(begin)

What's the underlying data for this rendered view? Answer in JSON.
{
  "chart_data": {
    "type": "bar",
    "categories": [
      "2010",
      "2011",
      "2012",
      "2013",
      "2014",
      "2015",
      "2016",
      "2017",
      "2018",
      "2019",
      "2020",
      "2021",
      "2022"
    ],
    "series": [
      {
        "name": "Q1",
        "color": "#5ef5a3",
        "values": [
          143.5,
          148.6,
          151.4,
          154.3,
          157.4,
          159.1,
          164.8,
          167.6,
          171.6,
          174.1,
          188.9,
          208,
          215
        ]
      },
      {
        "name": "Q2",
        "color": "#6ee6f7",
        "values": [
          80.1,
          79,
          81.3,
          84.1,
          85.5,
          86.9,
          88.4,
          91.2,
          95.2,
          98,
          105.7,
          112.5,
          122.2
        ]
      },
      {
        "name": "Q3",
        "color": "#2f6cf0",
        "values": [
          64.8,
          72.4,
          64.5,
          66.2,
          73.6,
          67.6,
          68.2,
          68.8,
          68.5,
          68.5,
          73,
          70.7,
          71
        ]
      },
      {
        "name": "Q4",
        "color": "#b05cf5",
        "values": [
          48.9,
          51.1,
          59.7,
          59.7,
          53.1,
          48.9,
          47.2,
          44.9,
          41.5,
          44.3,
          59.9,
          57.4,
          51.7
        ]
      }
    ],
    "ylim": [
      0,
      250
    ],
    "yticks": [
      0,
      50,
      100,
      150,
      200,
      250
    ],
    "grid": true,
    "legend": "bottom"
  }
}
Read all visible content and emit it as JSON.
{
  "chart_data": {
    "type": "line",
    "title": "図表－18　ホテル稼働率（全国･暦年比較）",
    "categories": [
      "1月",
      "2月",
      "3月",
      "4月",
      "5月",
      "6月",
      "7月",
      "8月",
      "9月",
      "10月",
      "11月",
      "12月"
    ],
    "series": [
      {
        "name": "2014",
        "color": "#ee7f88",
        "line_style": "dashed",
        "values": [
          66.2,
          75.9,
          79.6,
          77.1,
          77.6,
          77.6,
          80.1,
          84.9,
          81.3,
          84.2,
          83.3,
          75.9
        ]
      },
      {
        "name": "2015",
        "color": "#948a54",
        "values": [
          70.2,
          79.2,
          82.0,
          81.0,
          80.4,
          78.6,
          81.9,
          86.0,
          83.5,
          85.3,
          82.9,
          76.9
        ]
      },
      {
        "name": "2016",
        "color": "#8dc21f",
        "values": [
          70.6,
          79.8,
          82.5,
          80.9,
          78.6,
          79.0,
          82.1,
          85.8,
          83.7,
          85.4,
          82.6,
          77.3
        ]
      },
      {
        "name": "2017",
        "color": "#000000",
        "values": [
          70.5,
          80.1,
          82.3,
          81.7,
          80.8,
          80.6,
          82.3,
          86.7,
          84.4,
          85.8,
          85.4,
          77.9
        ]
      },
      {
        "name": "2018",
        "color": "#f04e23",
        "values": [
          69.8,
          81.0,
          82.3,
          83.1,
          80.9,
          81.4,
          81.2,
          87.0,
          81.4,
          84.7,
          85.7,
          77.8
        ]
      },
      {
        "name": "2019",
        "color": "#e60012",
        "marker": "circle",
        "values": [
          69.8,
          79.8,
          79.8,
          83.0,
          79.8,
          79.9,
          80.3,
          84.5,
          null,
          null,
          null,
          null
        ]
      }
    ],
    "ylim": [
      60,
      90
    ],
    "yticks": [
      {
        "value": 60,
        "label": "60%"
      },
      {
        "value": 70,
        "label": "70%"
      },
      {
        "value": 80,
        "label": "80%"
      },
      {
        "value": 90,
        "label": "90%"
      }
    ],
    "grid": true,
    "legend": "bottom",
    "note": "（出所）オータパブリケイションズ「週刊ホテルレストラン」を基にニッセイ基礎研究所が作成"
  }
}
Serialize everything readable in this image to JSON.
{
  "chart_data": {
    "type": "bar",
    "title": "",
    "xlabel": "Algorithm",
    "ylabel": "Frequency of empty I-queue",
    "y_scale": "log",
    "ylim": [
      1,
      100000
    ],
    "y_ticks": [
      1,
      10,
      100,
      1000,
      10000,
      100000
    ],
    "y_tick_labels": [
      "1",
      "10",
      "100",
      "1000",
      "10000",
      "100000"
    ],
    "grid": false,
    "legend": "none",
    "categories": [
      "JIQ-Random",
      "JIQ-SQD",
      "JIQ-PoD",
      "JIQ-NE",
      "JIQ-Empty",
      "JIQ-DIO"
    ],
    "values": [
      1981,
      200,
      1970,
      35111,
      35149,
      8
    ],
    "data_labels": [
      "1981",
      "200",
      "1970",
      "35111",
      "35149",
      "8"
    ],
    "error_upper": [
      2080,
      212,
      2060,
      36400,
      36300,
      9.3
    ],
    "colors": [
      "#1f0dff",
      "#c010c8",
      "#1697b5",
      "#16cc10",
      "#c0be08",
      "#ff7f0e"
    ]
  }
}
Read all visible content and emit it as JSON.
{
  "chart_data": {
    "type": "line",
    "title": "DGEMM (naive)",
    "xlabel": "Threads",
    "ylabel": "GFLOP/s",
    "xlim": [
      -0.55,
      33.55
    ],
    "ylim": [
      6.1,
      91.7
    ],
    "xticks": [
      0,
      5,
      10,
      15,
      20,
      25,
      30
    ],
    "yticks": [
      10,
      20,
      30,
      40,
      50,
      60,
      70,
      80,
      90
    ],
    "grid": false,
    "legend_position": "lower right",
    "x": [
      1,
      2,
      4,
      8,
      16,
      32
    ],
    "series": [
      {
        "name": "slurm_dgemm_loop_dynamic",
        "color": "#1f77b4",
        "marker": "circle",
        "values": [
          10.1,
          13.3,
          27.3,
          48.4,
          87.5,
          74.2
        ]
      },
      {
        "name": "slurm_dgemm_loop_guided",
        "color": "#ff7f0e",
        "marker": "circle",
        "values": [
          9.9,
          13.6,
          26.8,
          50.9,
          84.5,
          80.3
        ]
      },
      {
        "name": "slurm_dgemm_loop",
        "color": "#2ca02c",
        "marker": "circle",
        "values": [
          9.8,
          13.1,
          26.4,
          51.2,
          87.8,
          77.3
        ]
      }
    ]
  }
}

(end)

● BRIEF: Determine how many lines contain the word "this" and reply with that number alone.

● SOLUTION TO THE EXERCISE: 2